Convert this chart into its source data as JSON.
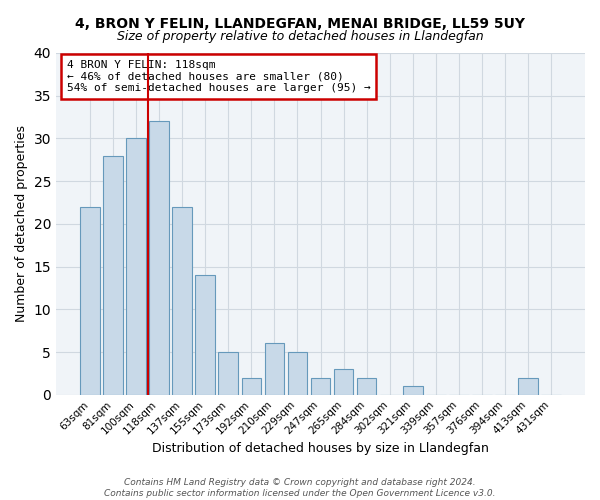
{
  "title": "4, BRON Y FELIN, LLANDEGFAN, MENAI BRIDGE, LL59 5UY",
  "subtitle": "Size of property relative to detached houses in Llandegfan",
  "xlabel": "Distribution of detached houses by size in Llandegfan",
  "ylabel": "Number of detached properties",
  "categories": [
    "63sqm",
    "81sqm",
    "100sqm",
    "118sqm",
    "137sqm",
    "155sqm",
    "173sqm",
    "192sqm",
    "210sqm",
    "229sqm",
    "247sqm",
    "265sqm",
    "284sqm",
    "302sqm",
    "321sqm",
    "339sqm",
    "357sqm",
    "376sqm",
    "394sqm",
    "413sqm",
    "431sqm"
  ],
  "values": [
    22,
    28,
    30,
    32,
    22,
    14,
    5,
    2,
    6,
    5,
    2,
    3,
    2,
    0,
    1,
    0,
    0,
    0,
    0,
    2,
    0
  ],
  "bar_color": "#c8d9e8",
  "bar_edge_color": "#6699bb",
  "vline_x_index": 3,
  "vline_color": "#cc0000",
  "ylim": [
    0,
    40
  ],
  "yticks": [
    0,
    5,
    10,
    15,
    20,
    25,
    30,
    35,
    40
  ],
  "annotation_line1": "4 BRON Y FELIN: 118sqm",
  "annotation_line2": "← 46% of detached houses are smaller (80)",
  "annotation_line3": "54% of semi-detached houses are larger (95) →",
  "annotation_box_edge": "#cc0000",
  "footer": "Contains HM Land Registry data © Crown copyright and database right 2024.\nContains public sector information licensed under the Open Government Licence v3.0.",
  "grid_color": "#d0d8e0",
  "background_color": "#f0f4f8"
}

Prompt: Print every record above exactly as written, leaving out the pictures.

Response to the task:
Convert this chart into its source data as JSON.
{
  "title": "4, BRON Y FELIN, LLANDEGFAN, MENAI BRIDGE, LL59 5UY",
  "subtitle": "Size of property relative to detached houses in Llandegfan",
  "xlabel": "Distribution of detached houses by size in Llandegfan",
  "ylabel": "Number of detached properties",
  "categories": [
    "63sqm",
    "81sqm",
    "100sqm",
    "118sqm",
    "137sqm",
    "155sqm",
    "173sqm",
    "192sqm",
    "210sqm",
    "229sqm",
    "247sqm",
    "265sqm",
    "284sqm",
    "302sqm",
    "321sqm",
    "339sqm",
    "357sqm",
    "376sqm",
    "394sqm",
    "413sqm",
    "431sqm"
  ],
  "values": [
    22,
    28,
    30,
    32,
    22,
    14,
    5,
    2,
    6,
    5,
    2,
    3,
    2,
    0,
    1,
    0,
    0,
    0,
    0,
    2,
    0
  ],
  "bar_color": "#c8d9e8",
  "bar_edge_color": "#6699bb",
  "vline_x_index": 3,
  "vline_color": "#cc0000",
  "ylim": [
    0,
    40
  ],
  "yticks": [
    0,
    5,
    10,
    15,
    20,
    25,
    30,
    35,
    40
  ],
  "annotation_line1": "4 BRON Y FELIN: 118sqm",
  "annotation_line2": "← 46% of detached houses are smaller (80)",
  "annotation_line3": "54% of semi-detached houses are larger (95) →",
  "annotation_box_edge": "#cc0000",
  "footer": "Contains HM Land Registry data © Crown copyright and database right 2024.\nContains public sector information licensed under the Open Government Licence v3.0.",
  "grid_color": "#d0d8e0",
  "background_color": "#f0f4f8"
}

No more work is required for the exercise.